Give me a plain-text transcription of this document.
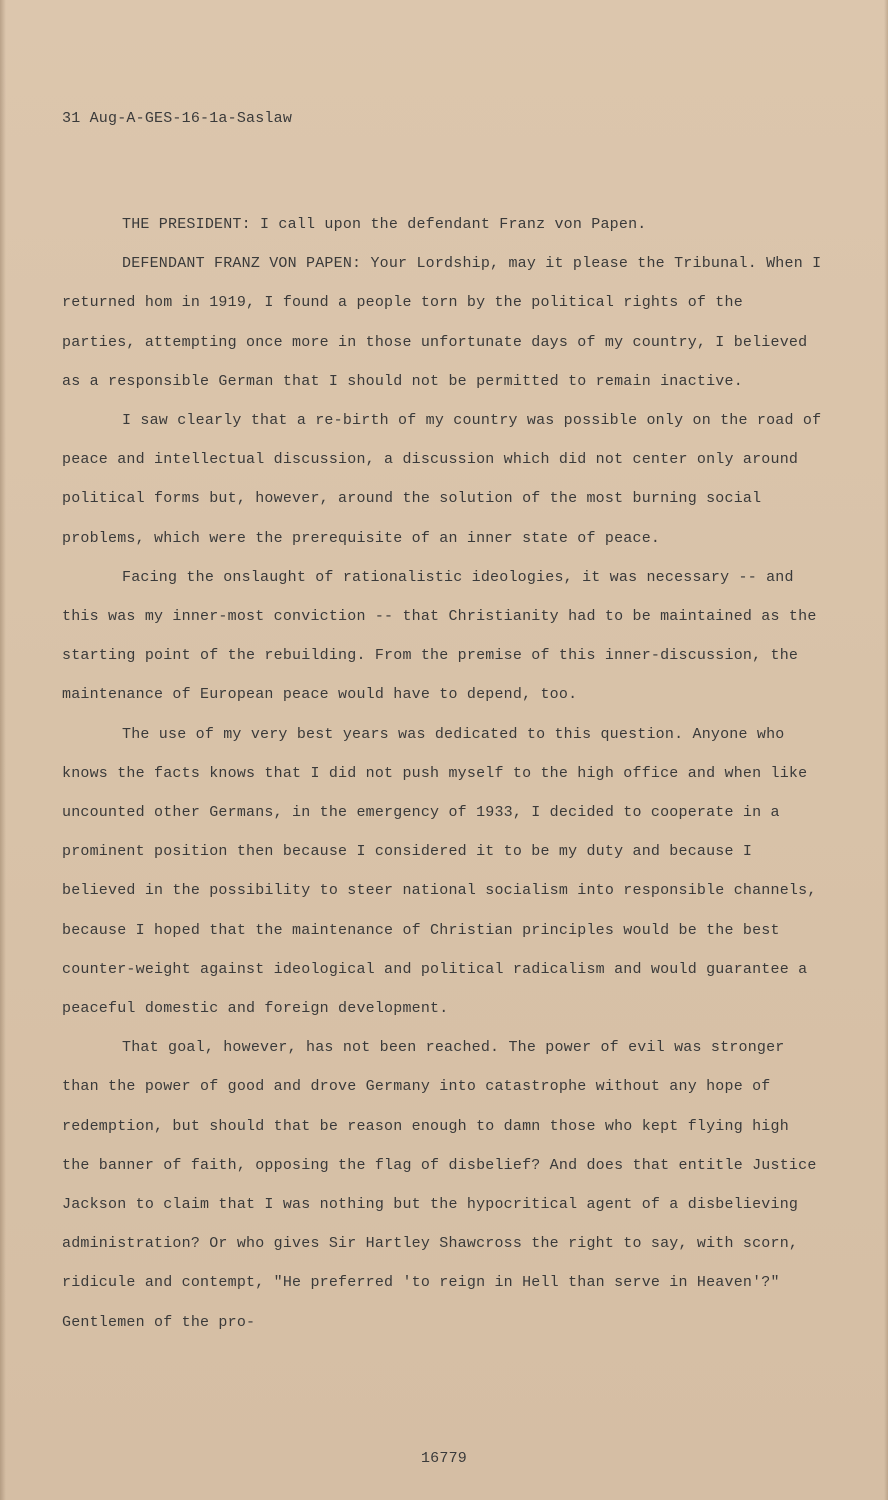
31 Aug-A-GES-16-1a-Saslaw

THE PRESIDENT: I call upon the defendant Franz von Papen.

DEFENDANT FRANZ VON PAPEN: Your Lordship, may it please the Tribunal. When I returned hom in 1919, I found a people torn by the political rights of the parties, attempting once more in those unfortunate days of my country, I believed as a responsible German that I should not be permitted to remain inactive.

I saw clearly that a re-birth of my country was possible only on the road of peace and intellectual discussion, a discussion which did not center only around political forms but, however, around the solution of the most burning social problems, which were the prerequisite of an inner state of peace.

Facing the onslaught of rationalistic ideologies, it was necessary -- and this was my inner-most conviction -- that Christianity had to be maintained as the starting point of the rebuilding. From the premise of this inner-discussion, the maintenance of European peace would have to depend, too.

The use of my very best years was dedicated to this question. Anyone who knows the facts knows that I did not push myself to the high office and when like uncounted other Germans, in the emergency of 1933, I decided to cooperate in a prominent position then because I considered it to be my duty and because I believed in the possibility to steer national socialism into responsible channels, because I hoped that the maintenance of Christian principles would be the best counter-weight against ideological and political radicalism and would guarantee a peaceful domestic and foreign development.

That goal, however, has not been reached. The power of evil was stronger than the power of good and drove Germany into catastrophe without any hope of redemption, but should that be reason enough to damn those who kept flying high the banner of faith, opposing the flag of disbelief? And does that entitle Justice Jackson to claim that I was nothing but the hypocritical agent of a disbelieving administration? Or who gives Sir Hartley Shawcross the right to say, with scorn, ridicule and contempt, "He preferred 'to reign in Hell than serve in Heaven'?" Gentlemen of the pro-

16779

****************

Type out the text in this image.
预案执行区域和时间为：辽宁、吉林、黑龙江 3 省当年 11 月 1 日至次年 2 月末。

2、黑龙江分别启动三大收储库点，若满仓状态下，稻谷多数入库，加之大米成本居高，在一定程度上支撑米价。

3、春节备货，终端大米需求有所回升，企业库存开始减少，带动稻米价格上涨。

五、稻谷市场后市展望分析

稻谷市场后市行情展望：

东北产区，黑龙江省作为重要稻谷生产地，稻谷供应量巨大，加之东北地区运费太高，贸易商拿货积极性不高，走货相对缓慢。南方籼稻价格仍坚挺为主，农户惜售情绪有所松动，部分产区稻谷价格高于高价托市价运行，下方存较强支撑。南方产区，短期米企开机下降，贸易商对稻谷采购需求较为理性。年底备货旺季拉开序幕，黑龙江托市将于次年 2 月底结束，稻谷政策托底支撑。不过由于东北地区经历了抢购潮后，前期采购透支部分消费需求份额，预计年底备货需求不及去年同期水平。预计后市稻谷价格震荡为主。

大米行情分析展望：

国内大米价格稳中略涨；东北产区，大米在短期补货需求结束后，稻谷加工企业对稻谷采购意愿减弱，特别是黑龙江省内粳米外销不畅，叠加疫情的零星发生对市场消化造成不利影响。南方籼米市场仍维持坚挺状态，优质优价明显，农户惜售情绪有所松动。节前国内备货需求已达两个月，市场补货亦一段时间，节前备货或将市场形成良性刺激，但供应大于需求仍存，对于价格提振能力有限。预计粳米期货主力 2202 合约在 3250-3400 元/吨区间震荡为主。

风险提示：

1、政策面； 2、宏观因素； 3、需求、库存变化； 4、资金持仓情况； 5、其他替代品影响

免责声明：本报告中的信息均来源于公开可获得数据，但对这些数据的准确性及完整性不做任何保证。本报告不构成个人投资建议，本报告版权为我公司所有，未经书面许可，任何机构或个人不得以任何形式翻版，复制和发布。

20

****************

### PROBLEM REQUIREMENTS
Pull every line containing the word "农户惜售情绪有所松动" out of the material.

### EXERCISE ANSWER
东北产区，黑龙江省作为重要稻谷生产地，稻谷供应量巨大，加之东北地区运费太高，贸易商拿货积极性不高，走货相对缓慢。南方籼稻价格仍坚挺为主，农户惜售情绪有所松动，部分产区稻谷价格高于高价托市价运行，下方存较强支撑。南方产区，短期米企开机下降，贸易商对稻谷采购需求较为理性。年底备货旺季拉开序幕，黑龙江托市将于次年 2 月底结束，稻谷政策托底支撑。不过由于东北地区经历了抢购潮后，前期采购透支部分消费需求份额，预计年底备货需求不及去年同期水平。预计后市稻谷价格震荡为主。
国内大米价格稳中略涨；东北产区，大米在短期补货需求结束后，稻谷加工企业对稻谷采购意愿减弱，特别是黑龙江省内粳米外销不畅，叠加疫情的零星发生对市场消化造成不利影响。南方籼米市场仍维持坚挺状态，优质优价明显，农户惜售情绪有所松动。节前国内备货需求已达两个月，市场补货亦一段时间，节前备货或将市场形成良性刺激，但供应大于需求仍存，对于价格提振能力有限。预计粳米期货主力 2202 合约在 3250-3400 元/吨区间震荡为主。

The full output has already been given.